- INPUT DATA

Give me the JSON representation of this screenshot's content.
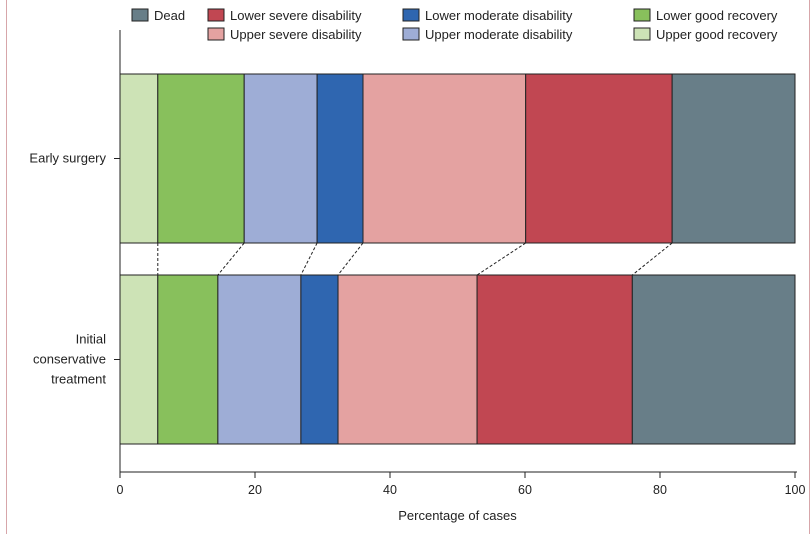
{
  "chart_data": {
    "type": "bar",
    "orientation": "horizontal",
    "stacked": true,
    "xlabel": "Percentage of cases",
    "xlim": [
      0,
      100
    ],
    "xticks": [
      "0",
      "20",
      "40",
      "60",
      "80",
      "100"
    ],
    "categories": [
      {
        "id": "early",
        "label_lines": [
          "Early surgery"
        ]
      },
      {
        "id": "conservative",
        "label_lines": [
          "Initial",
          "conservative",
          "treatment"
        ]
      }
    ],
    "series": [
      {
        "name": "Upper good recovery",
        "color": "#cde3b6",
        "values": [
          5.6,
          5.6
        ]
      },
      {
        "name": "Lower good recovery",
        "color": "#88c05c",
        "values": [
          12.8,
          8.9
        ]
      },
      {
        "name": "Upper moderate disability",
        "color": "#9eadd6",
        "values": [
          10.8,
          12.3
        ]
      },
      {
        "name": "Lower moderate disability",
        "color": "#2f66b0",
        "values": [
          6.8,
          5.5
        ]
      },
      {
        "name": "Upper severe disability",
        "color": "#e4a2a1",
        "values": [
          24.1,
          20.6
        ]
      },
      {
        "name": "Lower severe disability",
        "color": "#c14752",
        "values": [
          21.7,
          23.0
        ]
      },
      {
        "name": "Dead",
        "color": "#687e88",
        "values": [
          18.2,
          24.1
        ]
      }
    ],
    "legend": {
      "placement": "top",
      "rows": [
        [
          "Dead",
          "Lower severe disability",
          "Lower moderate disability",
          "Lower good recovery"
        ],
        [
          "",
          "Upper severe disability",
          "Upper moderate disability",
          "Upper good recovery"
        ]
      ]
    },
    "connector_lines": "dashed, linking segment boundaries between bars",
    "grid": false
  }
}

- TASK GOAL
Quote all the records verbatim, dropping any pictures from your copy.

- FINISHED ANSWER
Give me the JSON representation of this screenshot's content.
{
  "chart_data": {
    "type": "bar",
    "orientation": "horizontal",
    "stacked": true,
    "xlabel": "Percentage of cases",
    "xlim": [
      0,
      100
    ],
    "xticks": [
      "0",
      "20",
      "40",
      "60",
      "80",
      "100"
    ],
    "categories": [
      {
        "id": "early",
        "label_lines": [
          "Early surgery"
        ]
      },
      {
        "id": "conservative",
        "label_lines": [
          "Initial",
          "conservative",
          "treatment"
        ]
      }
    ],
    "series": [
      {
        "name": "Upper good recovery",
        "color": "#cde3b6",
        "values": [
          5.6,
          5.6
        ]
      },
      {
        "name": "Lower good recovery",
        "color": "#88c05c",
        "values": [
          12.8,
          8.9
        ]
      },
      {
        "name": "Upper moderate disability",
        "color": "#9eadd6",
        "values": [
          10.8,
          12.3
        ]
      },
      {
        "name": "Lower moderate disability",
        "color": "#2f66b0",
        "values": [
          6.8,
          5.5
        ]
      },
      {
        "name": "Upper severe disability",
        "color": "#e4a2a1",
        "values": [
          24.1,
          20.6
        ]
      },
      {
        "name": "Lower severe disability",
        "color": "#c14752",
        "values": [
          21.7,
          23.0
        ]
      },
      {
        "name": "Dead",
        "color": "#687e88",
        "values": [
          18.2,
          24.1
        ]
      }
    ],
    "legend": {
      "placement": "top",
      "rows": [
        [
          "Dead",
          "Lower severe disability",
          "Lower moderate disability",
          "Lower good recovery"
        ],
        [
          "",
          "Upper severe disability",
          "Upper moderate disability",
          "Upper good recovery"
        ]
      ]
    },
    "connector_lines": "dashed, linking segment boundaries between bars",
    "grid": false
  }
}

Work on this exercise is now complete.